_Requirements_
Retype each entry below exactly as it stands.
━━ Records shown
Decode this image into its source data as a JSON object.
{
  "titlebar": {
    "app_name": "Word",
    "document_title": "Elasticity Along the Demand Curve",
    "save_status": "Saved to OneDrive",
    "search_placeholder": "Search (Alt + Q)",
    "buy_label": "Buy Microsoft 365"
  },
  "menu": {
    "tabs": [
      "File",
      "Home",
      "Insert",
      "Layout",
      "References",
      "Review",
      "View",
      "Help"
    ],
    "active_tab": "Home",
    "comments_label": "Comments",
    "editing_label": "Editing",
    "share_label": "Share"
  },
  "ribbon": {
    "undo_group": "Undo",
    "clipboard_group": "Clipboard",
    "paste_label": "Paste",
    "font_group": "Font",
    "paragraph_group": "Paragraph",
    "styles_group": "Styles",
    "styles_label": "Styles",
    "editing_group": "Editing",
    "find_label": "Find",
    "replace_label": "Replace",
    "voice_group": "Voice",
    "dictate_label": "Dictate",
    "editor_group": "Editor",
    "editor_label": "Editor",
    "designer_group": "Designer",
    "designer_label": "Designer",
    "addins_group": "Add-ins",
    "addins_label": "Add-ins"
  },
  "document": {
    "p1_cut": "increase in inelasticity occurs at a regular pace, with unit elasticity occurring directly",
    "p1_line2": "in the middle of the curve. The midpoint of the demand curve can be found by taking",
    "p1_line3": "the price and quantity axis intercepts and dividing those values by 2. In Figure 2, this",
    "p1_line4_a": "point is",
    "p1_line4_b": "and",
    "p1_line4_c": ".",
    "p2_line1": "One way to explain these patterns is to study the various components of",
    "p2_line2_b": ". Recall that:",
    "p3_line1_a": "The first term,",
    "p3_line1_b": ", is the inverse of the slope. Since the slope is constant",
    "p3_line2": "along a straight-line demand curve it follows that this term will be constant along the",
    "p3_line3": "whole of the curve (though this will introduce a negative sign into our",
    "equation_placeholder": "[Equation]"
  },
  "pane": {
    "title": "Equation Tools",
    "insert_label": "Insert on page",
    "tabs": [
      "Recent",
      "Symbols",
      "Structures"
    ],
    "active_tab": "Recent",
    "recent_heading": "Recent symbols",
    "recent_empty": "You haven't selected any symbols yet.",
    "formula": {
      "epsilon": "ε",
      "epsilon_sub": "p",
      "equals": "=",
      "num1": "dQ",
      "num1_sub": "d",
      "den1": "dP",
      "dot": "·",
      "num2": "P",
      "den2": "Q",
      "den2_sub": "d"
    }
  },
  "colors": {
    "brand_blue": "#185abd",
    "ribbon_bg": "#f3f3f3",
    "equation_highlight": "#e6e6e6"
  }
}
━━━━
_Answer to this exercise_
Decode this image into its source data as a JSON object.
{
  "titlebar": {
    "app_name": "Word",
    "document_title": "Elasticity Along the Demand Curve",
    "save_status": "Saved to OneDrive",
    "search_placeholder": "Search (Alt + Q)",
    "buy_label": "Buy Microsoft 365"
  },
  "menu": {
    "tabs": [
      "File",
      "Home",
      "Insert",
      "Layout",
      "References",
      "Review",
      "View",
      "Help"
    ],
    "active_tab": "Home",
    "comments_label": "Comments",
    "editing_label": "Editing",
    "share_label": "Share"
  },
  "ribbon": {
    "undo_group": "Undo",
    "clipboard_group": "Clipboard",
    "paste_label": "Paste",
    "font_group": "Font",
    "paragraph_group": "Paragraph",
    "styles_group": "Styles",
    "styles_label": "Styles",
    "editing_group": "Editing",
    "find_label": "Find",
    "replace_label": "Replace",
    "voice_group": "Voice",
    "dictate_label": "Dictate",
    "editor_group": "Editor",
    "editor_label": "Editor",
    "designer_group": "Designer",
    "designer_label": "Designer",
    "addins_group": "Add-ins",
    "addins_label": "Add-ins"
  },
  "document": {
    "p1_cut": "increase in inelasticity occurs at a regular pace, with unit elasticity occurring directly",
    "p1_line2": "in the middle of the curve. The midpoint of the demand curve can be found by taking",
    "p1_line3": "the price and quantity axis intercepts and dividing those values by 2. In Figure 2, this",
    "p1_line4_a": "point is",
    "p1_line4_b": "and",
    "p1_line4_c": ".",
    "p2_line1": "One way to explain these patterns is to study the various components of",
    "p2_line2_b": ". Recall that:",
    "p3_line1_a": "The first term,",
    "p3_line1_b": ", is the inverse of the slope. Since the slope is constant",
    "p3_line2": "along a straight-line demand curve it follows that this term will be constant along the",
    "p3_line3": "whole of the curve (though this will introduce a negative sign into our",
    "equation_placeholder": "[Equation]"
  },
  "pane": {
    "title": "Equation Tools",
    "insert_label": "Insert on page",
    "tabs": [
      "Recent",
      "Symbols",
      "Structures"
    ],
    "active_tab": "Recent",
    "recent_heading": "Recent symbols",
    "recent_empty": "You haven't selected any symbols yet.",
    "formula": {
      "epsilon": "ε",
      "epsilon_sub": "p",
      "equals": "=",
      "num1": "dQ",
      "num1_sub": "d",
      "den1": "dP",
      "dot": "·",
      "num2": "P",
      "den2": "Q",
      "den2_sub": "d"
    }
  },
  "colors": {
    "brand_blue": "#185abd",
    "ribbon_bg": "#f3f3f3",
    "equation_highlight": "#e6e6e6"
  }
}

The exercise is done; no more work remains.